* RECORD EXTRACTS:
'''

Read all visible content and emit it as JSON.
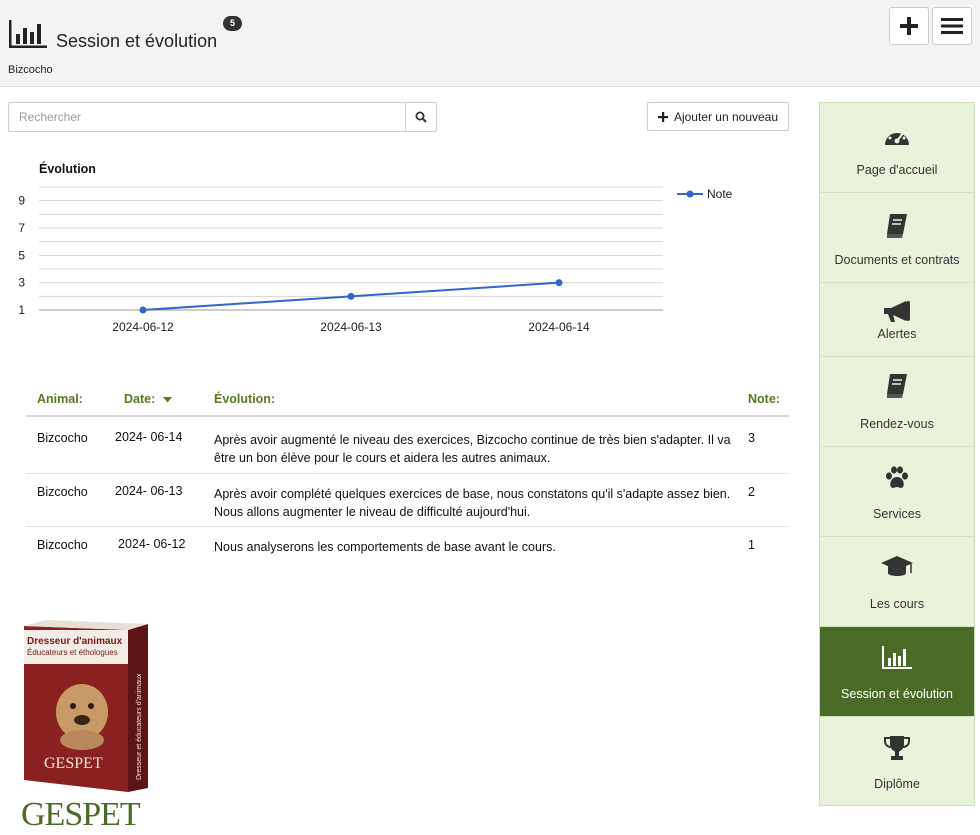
{
  "header": {
    "title": "Session et évolution",
    "badge_count": "5",
    "subtitle": "Bizcocho"
  },
  "search": {
    "placeholder": "Rechercher",
    "value": ""
  },
  "add_new_label": "Ajouter un nouveau",
  "chart_data": {
    "type": "line",
    "title": "Évolution",
    "categories": [
      "2024-06-12",
      "2024-06-13",
      "2024-06-14"
    ],
    "series": [
      {
        "name": "Note",
        "values": [
          1,
          2,
          3
        ],
        "color": "#3366cc"
      }
    ],
    "y_ticks": [
      "1",
      "3",
      "5",
      "7",
      "9"
    ],
    "ylim": [
      1,
      10
    ],
    "grid": true,
    "legend_position": "top-right"
  },
  "table": {
    "headers": {
      "animal": "Animal:",
      "date": "Date:",
      "evolution": "Évolution:",
      "note": "Note:"
    },
    "rows": [
      {
        "animal": "Bizcocho",
        "date": "2024- 06-14",
        "evolution": "Après avoir augmenté le niveau des exercices, Bizcocho continue de très bien s'adapter. Il va être un bon élève pour le cours et aidera les autres animaux.",
        "note": "3"
      },
      {
        "animal": "Bizcocho",
        "date": "2024- 06-13",
        "evolution": "Après avoir complété quelques exercices de base, nous constatons qu'il s'adapte assez bien. Nous allons augmenter le niveau de difficulté aujourd'hui.",
        "note": "2"
      },
      {
        "animal": "Bizcocho",
        "date": "2024- 06-12",
        "evolution": "Nous analyserons les comportements de base avant le cours.",
        "note": "1"
      }
    ]
  },
  "sidebar": {
    "items": [
      {
        "label": "Page d'accueil",
        "icon": "dashboard-icon"
      },
      {
        "label": "Documents et contrats",
        "icon": "book-icon"
      },
      {
        "label": "Alertes",
        "icon": "megaphone-icon"
      },
      {
        "label": "Rendez-vous",
        "icon": "book-icon"
      },
      {
        "label": "Services",
        "icon": "paw-icon"
      },
      {
        "label": "Les cours",
        "icon": "graduation-cap-icon"
      },
      {
        "label": "Session et évolution",
        "icon": "bar-chart-icon",
        "active": true
      },
      {
        "label": "Diplôme",
        "icon": "trophy-icon"
      }
    ]
  },
  "product": {
    "box_title": "Dresseur d'animaux",
    "box_subtitle": "Éducateurs et éthologues",
    "box_brand": "GESPET",
    "box_side_text": "Dresseur et éducateurs d'animaux",
    "logo_text": "GESPET"
  },
  "colors": {
    "accent_green": "#4a6b27",
    "header_green_text": "#5b7a20",
    "line_blue": "#3366cc",
    "sidebar_bg": "#e9f3dc"
  }
}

'''

* TO DO:
All of the material above needs to be restated exactly, with no pictures.

* WRITTEN RESPONSE:
Read all visible content and emit it as JSON.
{
  "header": {
    "title": "Session et évolution",
    "badge_count": "5",
    "subtitle": "Bizcocho"
  },
  "search": {
    "placeholder": "Rechercher",
    "value": ""
  },
  "add_new_label": "Ajouter un nouveau",
  "chart_data": {
    "type": "line",
    "title": "Évolution",
    "categories": [
      "2024-06-12",
      "2024-06-13",
      "2024-06-14"
    ],
    "series": [
      {
        "name": "Note",
        "values": [
          1,
          2,
          3
        ],
        "color": "#3366cc"
      }
    ],
    "y_ticks": [
      "1",
      "3",
      "5",
      "7",
      "9"
    ],
    "ylim": [
      1,
      10
    ],
    "grid": true,
    "legend_position": "top-right"
  },
  "table": {
    "headers": {
      "animal": "Animal:",
      "date": "Date:",
      "evolution": "Évolution:",
      "note": "Note:"
    },
    "rows": [
      {
        "animal": "Bizcocho",
        "date": "2024- 06-14",
        "evolution": "Après avoir augmenté le niveau des exercices, Bizcocho continue de très bien s'adapter. Il va être un bon élève pour le cours et aidera les autres animaux.",
        "note": "3"
      },
      {
        "animal": "Bizcocho",
        "date": "2024- 06-13",
        "evolution": "Après avoir complété quelques exercices de base, nous constatons qu'il s'adapte assez bien. Nous allons augmenter le niveau de difficulté aujourd'hui.",
        "note": "2"
      },
      {
        "animal": "Bizcocho",
        "date": "2024- 06-12",
        "evolution": "Nous analyserons les comportements de base avant le cours.",
        "note": "1"
      }
    ]
  },
  "sidebar": {
    "items": [
      {
        "label": "Page d'accueil",
        "icon": "dashboard-icon"
      },
      {
        "label": "Documents et contrats",
        "icon": "book-icon"
      },
      {
        "label": "Alertes",
        "icon": "megaphone-icon"
      },
      {
        "label": "Rendez-vous",
        "icon": "book-icon"
      },
      {
        "label": "Services",
        "icon": "paw-icon"
      },
      {
        "label": "Les cours",
        "icon": "graduation-cap-icon"
      },
      {
        "label": "Session et évolution",
        "icon": "bar-chart-icon",
        "active": true
      },
      {
        "label": "Diplôme",
        "icon": "trophy-icon"
      }
    ]
  },
  "product": {
    "box_title": "Dresseur d'animaux",
    "box_subtitle": "Éducateurs et éthologues",
    "box_brand": "GESPET",
    "box_side_text": "Dresseur et éducateurs d'animaux",
    "logo_text": "GESPET"
  },
  "colors": {
    "accent_green": "#4a6b27",
    "header_green_text": "#5b7a20",
    "line_blue": "#3366cc",
    "sidebar_bg": "#e9f3dc"
  }
}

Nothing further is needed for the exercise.